>> Begin Supplied material

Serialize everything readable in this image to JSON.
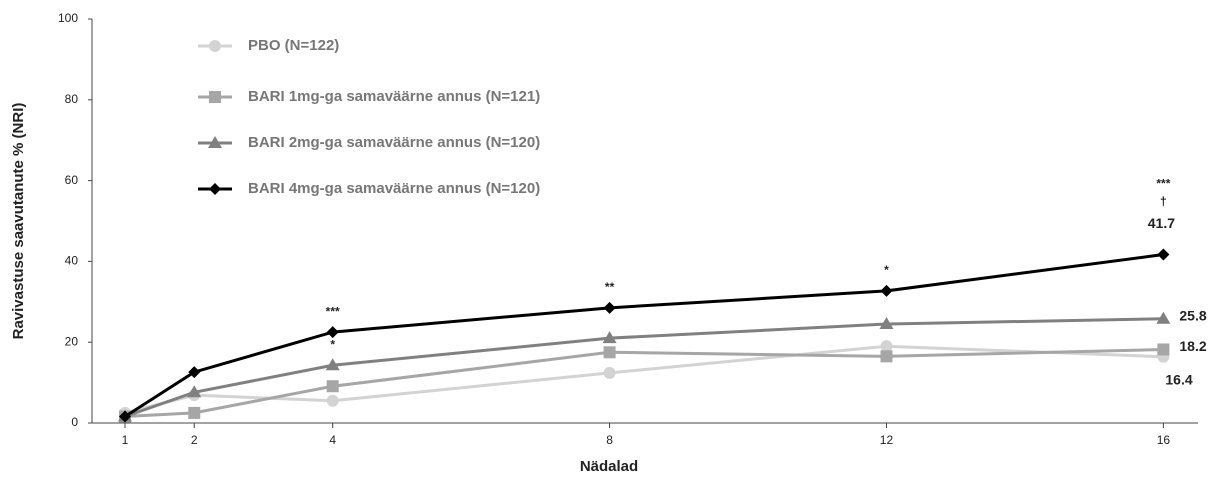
{
  "chart_data": {
    "type": "line",
    "x_label": "Nädalad",
    "y_label": "Ravivastuse saavutanute % (NRI)",
    "x": [
      1,
      2,
      4,
      8,
      12,
      16
    ],
    "xlim": [
      0.5,
      16.5
    ],
    "xticks": [
      1,
      2,
      4,
      8,
      12,
      16
    ],
    "ylim": [
      0,
      100
    ],
    "yticks": [
      0,
      20,
      40,
      60,
      80,
      100
    ],
    "grid": false,
    "legend": "upper left",
    "series": [
      {
        "name": "PBO (N=122)",
        "color": "#d3d3d3",
        "marker": "circle",
        "values": [
          2.5,
          6.9,
          5.5,
          12.4,
          19,
          16.4
        ],
        "annotations": []
      },
      {
        "name": "BARI 1mg-ga samaväärne annus (N=121)",
        "color": "#a6a6a6",
        "marker": "square",
        "values": [
          1.6,
          2.5,
          9.1,
          17.5,
          16.5,
          18.2
        ],
        "annotations": []
      },
      {
        "name": "BARI 2mg-ga samaväärne annus (N=120)",
        "color": "#808080",
        "marker": "triangle",
        "values": [
          1.6,
          7.6,
          14.3,
          21,
          24.5,
          25.8
        ],
        "annotations": [
          {
            "x": 4,
            "text": [
              "*"
            ]
          }
        ]
      },
      {
        "name": "BARI 4mg-ga samaväärne annus (N=120)",
        "color": "#000000",
        "marker": "diamond",
        "values": [
          1.6,
          12.6,
          22.5,
          28.5,
          32.7,
          41.7
        ],
        "annotations": [
          {
            "x": 4,
            "text": [
              "***"
            ]
          },
          {
            "x": 8,
            "text": [
              "**"
            ]
          },
          {
            "x": 12,
            "text": [
              "*"
            ]
          },
          {
            "x": 16,
            "text": [
              "***",
              "†"
            ]
          }
        ]
      }
    ]
  }
}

>> End Supplied material

## Objective
Extract the full listing above verbatim; pictures are to be left out of the copy.

## Answer
Serialize everything readable in this image to JSON.
{
  "chart_data": {
    "type": "line",
    "x_label": "Nädalad",
    "y_label": "Ravivastuse saavutanute % (NRI)",
    "x": [
      1,
      2,
      4,
      8,
      12,
      16
    ],
    "xlim": [
      0.5,
      16.5
    ],
    "xticks": [
      1,
      2,
      4,
      8,
      12,
      16
    ],
    "ylim": [
      0,
      100
    ],
    "yticks": [
      0,
      20,
      40,
      60,
      80,
      100
    ],
    "grid": false,
    "legend": "upper left",
    "series": [
      {
        "name": "PBO (N=122)",
        "color": "#d3d3d3",
        "marker": "circle",
        "values": [
          2.5,
          6.9,
          5.5,
          12.4,
          19,
          16.4
        ],
        "annotations": []
      },
      {
        "name": "BARI 1mg-ga samaväärne annus (N=121)",
        "color": "#a6a6a6",
        "marker": "square",
        "values": [
          1.6,
          2.5,
          9.1,
          17.5,
          16.5,
          18.2
        ],
        "annotations": []
      },
      {
        "name": "BARI 2mg-ga samaväärne annus (N=120)",
        "color": "#808080",
        "marker": "triangle",
        "values": [
          1.6,
          7.6,
          14.3,
          21,
          24.5,
          25.8
        ],
        "annotations": [
          {
            "x": 4,
            "text": [
              "*"
            ]
          }
        ]
      },
      {
        "name": "BARI 4mg-ga samaväärne annus (N=120)",
        "color": "#000000",
        "marker": "diamond",
        "values": [
          1.6,
          12.6,
          22.5,
          28.5,
          32.7,
          41.7
        ],
        "annotations": [
          {
            "x": 4,
            "text": [
              "***"
            ]
          },
          {
            "x": 8,
            "text": [
              "**"
            ]
          },
          {
            "x": 12,
            "text": [
              "*"
            ]
          },
          {
            "x": 16,
            "text": [
              "***",
              "†"
            ]
          }
        ]
      }
    ]
  }
}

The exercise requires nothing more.